┏━━

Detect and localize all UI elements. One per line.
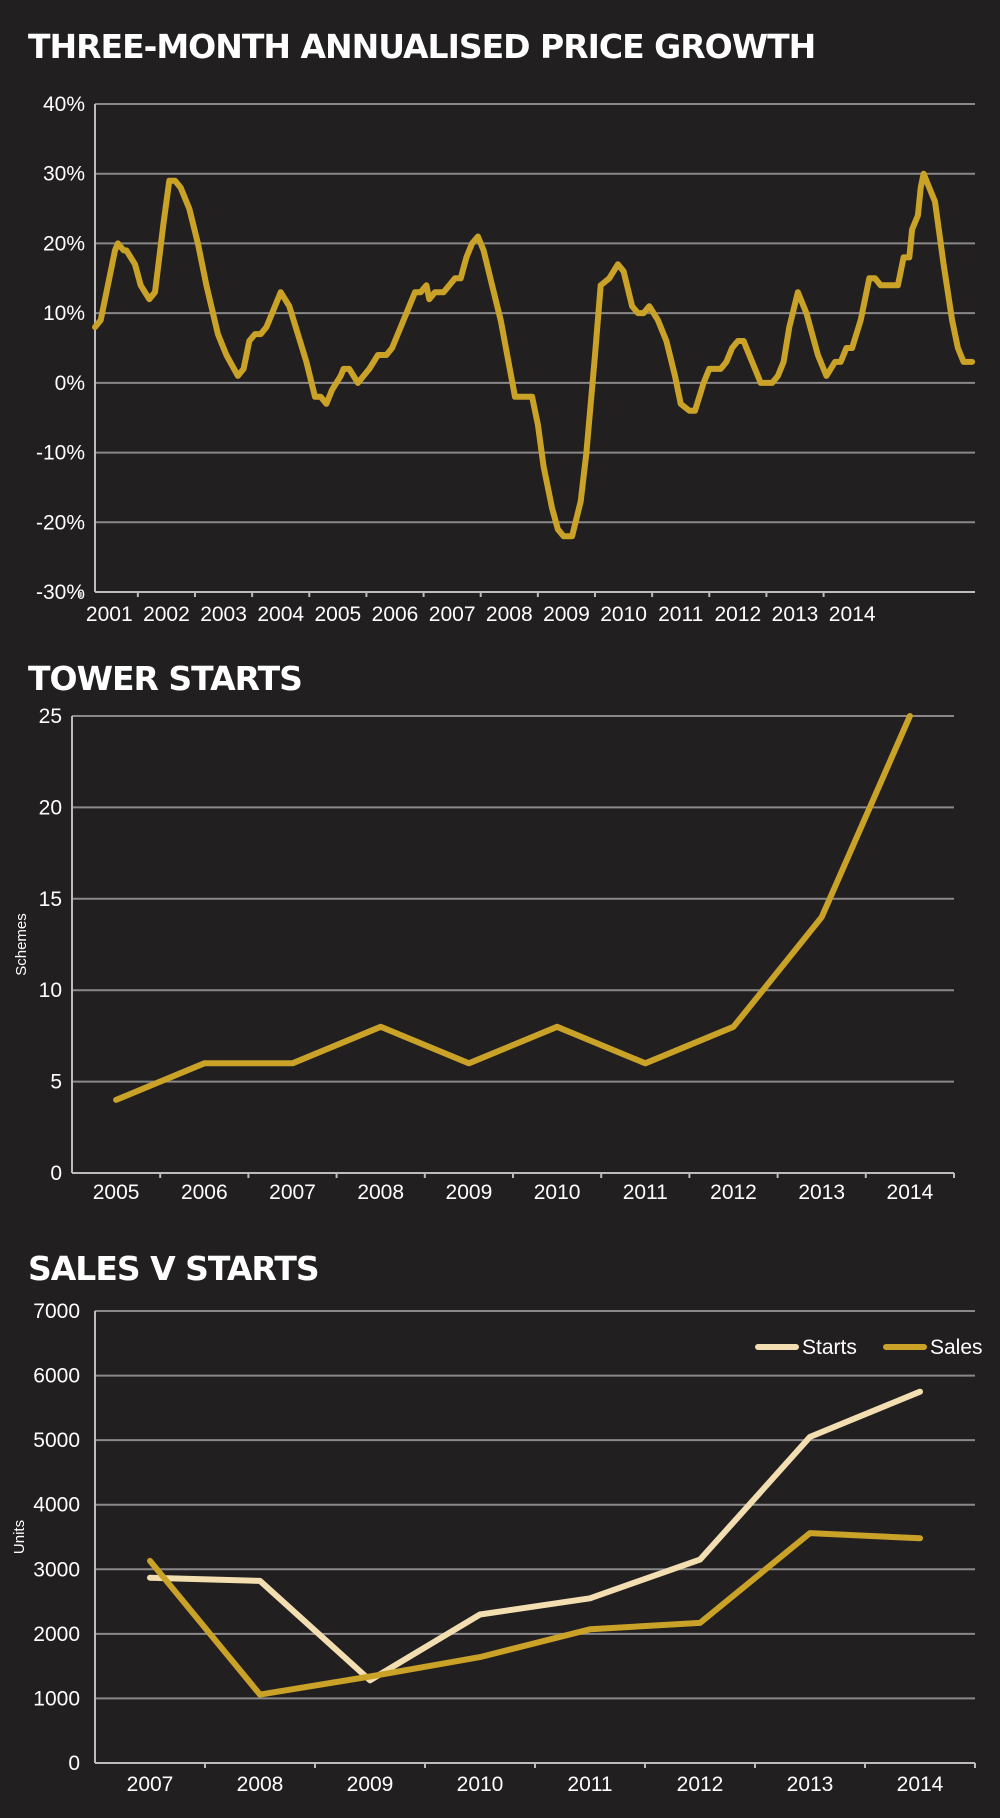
x-tick-label: 2005 (314, 603, 361, 626)
x-tick-label: 2006 (372, 603, 419, 626)
chart-2: TOWER STARTS 25 20 15 10 5 0 Schemes 2005 2006 200… (13, 659, 955, 1204)
chart-title: SALES V STARTS (28, 1249, 319, 1288)
x-tick-label: 2007 (429, 603, 476, 626)
starts-line (147, 1388, 923, 1684)
x-tick-label: 2009 (543, 603, 590, 626)
chart-3: SALES V STARTS 7000 6000 5000 4000 3000 2000 10… (11, 1249, 983, 1796)
y-tick-label: 0 (50, 1162, 62, 1185)
x-tick-label: 2013 (787, 1773, 834, 1796)
x-tick-label: 2014 (897, 1773, 944, 1796)
x-tick-label: 2014 (887, 1181, 934, 1204)
x-tick-label: 2001 (86, 603, 133, 626)
y-axis-title: Units (11, 1520, 28, 1554)
x-tick-label: 2010 (600, 603, 647, 626)
y-tick-label: 30% (43, 163, 85, 186)
x-tick-label: 2011 (567, 1773, 612, 1796)
y-tick-label: 25 (39, 705, 62, 728)
x-tick-label: 2010 (457, 1773, 504, 1796)
legend-label: Sales (930, 1336, 983, 1359)
chart-title: THREE-MONTH ANNUALISED PRICE GROWTH (28, 27, 815, 66)
y-tick-label: 5 (50, 1071, 62, 1094)
y-tick-label: 4000 (33, 1494, 80, 1517)
legend-item-sales: Sales (883, 1336, 983, 1359)
x-tick-label: 2004 (257, 603, 304, 626)
x-tick-label: 2006 (181, 1181, 228, 1204)
x-tick-label: 2012 (710, 1181, 757, 1204)
x-tick-label: 2011 (658, 603, 703, 626)
series-line (113, 713, 913, 1103)
y-tick-label: 10% (43, 302, 85, 325)
x-tick-label: 2009 (446, 1181, 493, 1204)
y-tick-label: 40% (43, 93, 85, 116)
y-tick-label: -20% (36, 511, 85, 534)
y-tick-label: 0 (68, 1752, 80, 1775)
legend-label: Starts (802, 1336, 857, 1359)
x-tick-label: 2008 (237, 1773, 284, 1796)
y-tick-label: 2000 (33, 1623, 80, 1646)
x-tick-label: 2003 (200, 603, 247, 626)
y-tick-label: -30% (36, 581, 85, 604)
x-tick-label: 2013 (772, 603, 819, 626)
x-tick-label: 2011 (623, 1181, 668, 1204)
y-tick-label: 3000 (33, 1558, 80, 1581)
x-tick-label: 2007 (269, 1181, 316, 1204)
x-tick-label: 2005 (93, 1181, 140, 1204)
y-tick-label: 7000 (33, 1300, 80, 1323)
y-tick-label: 20% (43, 232, 85, 255)
y-tick-label: 5000 (33, 1429, 80, 1452)
x-tick-label: 2008 (486, 603, 533, 626)
y-tick-label: 0% (55, 372, 85, 395)
y-tick-label: -10% (36, 442, 85, 465)
x-tick-label: 2012 (677, 1773, 724, 1796)
legend-item-starts: Starts (755, 1336, 857, 1359)
y-tick-label: 1000 (33, 1687, 80, 1710)
y-tick-label: 6000 (33, 1365, 80, 1388)
y-tick-label: 10 (39, 979, 62, 1002)
chart-1: THREE-MONTH ANNUALISED PRICE GROWTH 40% 30… (28, 27, 976, 626)
y-tick-label: 20 (39, 796, 62, 819)
x-tick-label: 2002 (143, 603, 190, 626)
chart-title: TOWER STARTS (28, 659, 302, 698)
y-axis-title: Schemes (13, 913, 30, 976)
x-tick-label: 2009 (347, 1773, 394, 1796)
x-tick-label: 2014 (829, 603, 876, 626)
x-tick-label: 2010 (534, 1181, 581, 1204)
x-tick-label: 2013 (798, 1181, 845, 1204)
sales-line (147, 1530, 923, 1698)
x-tick-label: 2012 (714, 603, 761, 626)
series-line (92, 170, 976, 540)
x-tick-label: 2007 (127, 1773, 174, 1796)
y-tick-label: 15 (39, 888, 62, 911)
x-tick-label: 2008 (357, 1181, 404, 1204)
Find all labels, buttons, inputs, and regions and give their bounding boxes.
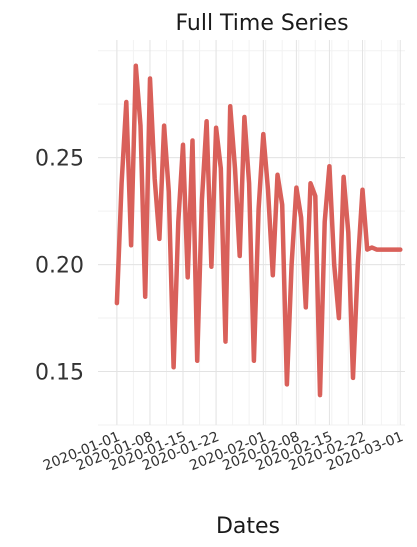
y-tick-label: 0.25 bbox=[35, 147, 84, 172]
y-tick-label: 0.15 bbox=[35, 361, 84, 386]
chart-title: Full Time Series bbox=[175, 11, 348, 36]
series-line bbox=[114, 63, 403, 398]
y-tick-label: 0.20 bbox=[35, 254, 84, 279]
series bbox=[114, 63, 403, 398]
x-axis-label: Dates bbox=[216, 514, 280, 539]
y-axis: 0.15 0.20 0.25 bbox=[35, 147, 84, 386]
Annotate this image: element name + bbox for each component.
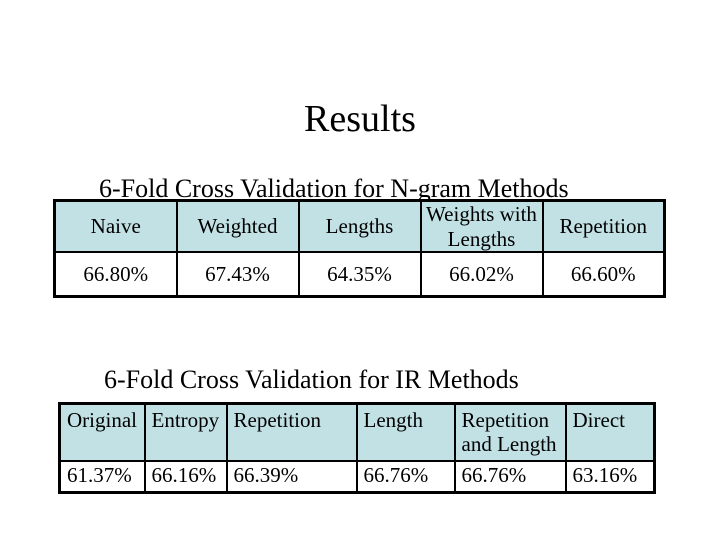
ir-section-heading: 6-Fold Cross Validation for IR Methods [104,364,519,394]
ir-value-length: 66.76% [355,460,456,494]
ngram-header-naive: Naive [53,199,178,253]
ir-results-table: Original Entropy Repetition Length Repet… [58,402,656,494]
page-title: Results [304,98,416,141]
table-header-row: Original Entropy Repetition Length Repet… [58,402,656,462]
ngram-value-repetition: 66.60% [541,251,666,298]
ir-header-repetition: Repetition [225,402,358,462]
ir-value-repetition-and-length: 66.76% [453,460,567,494]
table-data-row: 61.37% 66.16% 66.39% 66.76% 66.76% 63.16… [58,460,656,494]
table-header-row: Naive Weighted Lengths Weights with Leng… [53,199,666,253]
ir-value-direct: 63.16% [564,460,656,494]
ngram-value-weights-with-lengths: 66.02% [419,251,544,298]
ir-header-repetition-and-length: Repetition and Length [453,402,567,462]
ngram-value-naive: 66.80% [53,251,178,298]
ir-value-repetition: 66.39% [225,460,358,494]
ngram-results-table: Naive Weighted Lengths Weights with Leng… [53,199,666,298]
ngram-value-weighted: 67.43% [175,251,300,298]
ir-header-original: Original [58,402,146,462]
ngram-header-repetition: Repetition [541,199,666,253]
table-data-row: 66.80% 67.43% 64.35% 66.02% 66.60% [53,251,666,298]
ngram-section-heading: 6-Fold Cross Validation for N-gram Metho… [99,173,569,203]
ir-value-original: 61.37% [58,460,146,494]
ngram-value-lengths: 64.35% [297,251,422,298]
ir-header-entropy: Entropy [143,402,228,462]
ngram-header-lengths: Lengths [297,199,422,253]
ngram-header-weights-with-lengths: Weights with Lengths [419,199,544,253]
ir-value-entropy: 66.16% [143,460,228,494]
ngram-header-weighted: Weighted [175,199,300,253]
ir-header-direct: Direct [564,402,656,462]
ir-header-length: Length [355,402,456,462]
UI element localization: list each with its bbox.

┗━━

Your goal: Rewrite every item above with each "x-tick-label" changed to "x-axis-tick" and everything else left as is. Don't include the pictures.

Answer to this problem:
Detect and localize all UI elements. One per line.
x-axis-tick: 2005 (314, 603, 361, 626)
x-axis-tick: 2006 (372, 603, 419, 626)
chart-2: TOWER STARTS 25 20 15 10 5 0 Schemes 2005 2006 200… (13, 659, 955, 1204)
chart-title: SALES V STARTS (28, 1249, 319, 1288)
x-axis-tick: 2007 (429, 603, 476, 626)
starts-line (147, 1388, 923, 1684)
x-axis-tick: 2009 (543, 603, 590, 626)
chart-3: SALES V STARTS 7000 6000 5000 4000 3000 2000 10… (11, 1249, 983, 1796)
y-tick-label: 0 (50, 1162, 62, 1185)
x-axis-tick: 2013 (787, 1773, 834, 1796)
x-axis-tick: 2014 (897, 1773, 944, 1796)
x-axis-tick: 2014 (887, 1181, 934, 1204)
x-axis-tick: 2001 (86, 603, 133, 626)
y-axis-title: Units (11, 1520, 28, 1554)
x-axis-tick: 2010 (600, 603, 647, 626)
y-tick-label: 30% (43, 163, 85, 186)
x-axis-tick: 2011 (567, 1773, 612, 1796)
y-tick-label: 25 (39, 705, 62, 728)
x-axis-tick: 2010 (457, 1773, 504, 1796)
legend-label: Sales (930, 1336, 983, 1359)
chart-title: THREE-MONTH ANNUALISED PRICE GROWTH (28, 27, 815, 66)
y-tick-label: 5 (50, 1071, 62, 1094)
y-tick-label: 4000 (33, 1494, 80, 1517)
legend-item-sales: Sales (883, 1336, 983, 1359)
x-axis-tick: 2004 (257, 603, 304, 626)
x-axis-tick: 2006 (181, 1181, 228, 1204)
x-axis-tick: 2012 (710, 1181, 757, 1204)
x-axis-tick: 2011 (658, 603, 703, 626)
series-line (113, 713, 913, 1103)
y-tick-label: 10% (43, 302, 85, 325)
x-axis-tick: 2009 (446, 1181, 493, 1204)
y-tick-label: 40% (43, 93, 85, 116)
y-tick-label: -20% (36, 511, 85, 534)
y-tick-label: 0 (68, 1752, 80, 1775)
legend-label: Starts (802, 1336, 857, 1359)
x-axis-tick: 2008 (237, 1773, 284, 1796)
y-tick-label: 2000 (33, 1623, 80, 1646)
x-axis-tick: 2003 (200, 603, 247, 626)
y-tick-label: -30% (36, 581, 85, 604)
x-axis-tick: 2013 (772, 603, 819, 626)
x-axis-tick: 2011 (623, 1181, 668, 1204)
y-tick-label: 3000 (33, 1558, 80, 1581)
x-axis-tick: 2007 (269, 1181, 316, 1204)
x-axis-tick: 2005 (93, 1181, 140, 1204)
y-tick-label: 7000 (33, 1300, 80, 1323)
y-tick-label: 20% (43, 232, 85, 255)
y-tick-label: 5000 (33, 1429, 80, 1452)
x-axis-tick: 2008 (486, 603, 533, 626)
y-tick-label: 0% (55, 372, 85, 395)
y-tick-label: -10% (36, 442, 85, 465)
x-axis-tick: 2012 (677, 1773, 724, 1796)
legend-item-starts: Starts (755, 1336, 857, 1359)
y-tick-label: 1000 (33, 1687, 80, 1710)
y-tick-label: 6000 (33, 1365, 80, 1388)
y-tick-label: 10 (39, 979, 62, 1002)
chart-1: THREE-MONTH ANNUALISED PRICE GROWTH 40% 30… (28, 27, 976, 626)
y-tick-label: 20 (39, 796, 62, 819)
x-axis-tick: 2002 (143, 603, 190, 626)
chart-title: TOWER STARTS (28, 659, 302, 698)
y-axis-title: Schemes (13, 913, 30, 976)
x-axis-tick: 2009 (347, 1773, 394, 1796)
x-axis-tick: 2014 (829, 603, 876, 626)
x-axis-tick: 2010 (534, 1181, 581, 1204)
x-axis-tick: 2013 (798, 1181, 845, 1204)
sales-line (147, 1530, 923, 1698)
x-axis-tick: 2012 (714, 603, 761, 626)
series-line (92, 170, 976, 540)
x-axis-tick: 2007 (127, 1773, 174, 1796)
y-tick-label: 15 (39, 888, 62, 911)
x-axis-tick: 2008 (357, 1181, 404, 1204)
Find all labels, buttons, inputs, and regions and give their bounding boxes.
y-tick-label: 0.25 bbox=[35, 147, 84, 172]
y-tick-label: 0.15 bbox=[35, 361, 84, 386]
chart-title: Full Time Series bbox=[175, 11, 348, 36]
series-line bbox=[114, 63, 403, 398]
y-tick-label: 0.20 bbox=[35, 254, 84, 279]
series bbox=[114, 63, 403, 398]
x-axis-label: Dates bbox=[216, 514, 280, 539]
y-axis: 0.15 0.20 0.25 bbox=[35, 147, 84, 386]
Annotate this image: element name + bbox for each component.
ir-section-heading: 6-Fold Cross Validation for IR Methods [104,364,519,394]
ir-value-length: 66.76% [355,460,456,494]
ngram-header-naive: Naive [53,199,178,253]
ir-results-table: Original Entropy Repetition Length Repet… [58,402,656,494]
page-title: Results [304,98,416,141]
table-header-row: Original Entropy Repetition Length Repet… [58,402,656,462]
ngram-value-repetition: 66.60% [541,251,666,298]
ir-header-repetition: Repetition [225,402,358,462]
ir-value-repetition-and-length: 66.76% [453,460,567,494]
table-data-row: 61.37% 66.16% 66.39% 66.76% 66.76% 63.16… [58,460,656,494]
table-header-row: Naive Weighted Lengths Weights with Leng… [53,199,666,253]
ir-value-direct: 63.16% [564,460,656,494]
ngram-value-weights-with-lengths: 66.02% [419,251,544,298]
ir-header-repetition-and-length: Repetition and Length [453,402,567,462]
ngram-value-naive: 66.80% [53,251,178,298]
ir-value-repetition: 66.39% [225,460,358,494]
ngram-results-table: Naive Weighted Lengths Weights with Leng… [53,199,666,298]
ngram-value-weighted: 67.43% [175,251,300,298]
ir-header-original: Original [58,402,146,462]
ngram-header-repetition: Repetition [541,199,666,253]
table-data-row: 66.80% 67.43% 64.35% 66.02% 66.60% [53,251,666,298]
ngram-section-heading: 6-Fold Cross Validation for N-gram Metho… [99,173,569,203]
ir-value-original: 61.37% [58,460,146,494]
ngram-value-lengths: 64.35% [297,251,422,298]
ir-header-entropy: Entropy [143,402,228,462]
ngram-header-lengths: Lengths [297,199,422,253]
ngram-header-weights-with-lengths: Weights with Lengths [419,199,544,253]
ir-value-entropy: 66.16% [143,460,228,494]
ngram-header-weighted: Weighted [175,199,300,253]
ir-header-direct: Direct [564,402,656,462]
ir-header-length: Length [355,402,456,462]
UI element localization: list each with its bbox.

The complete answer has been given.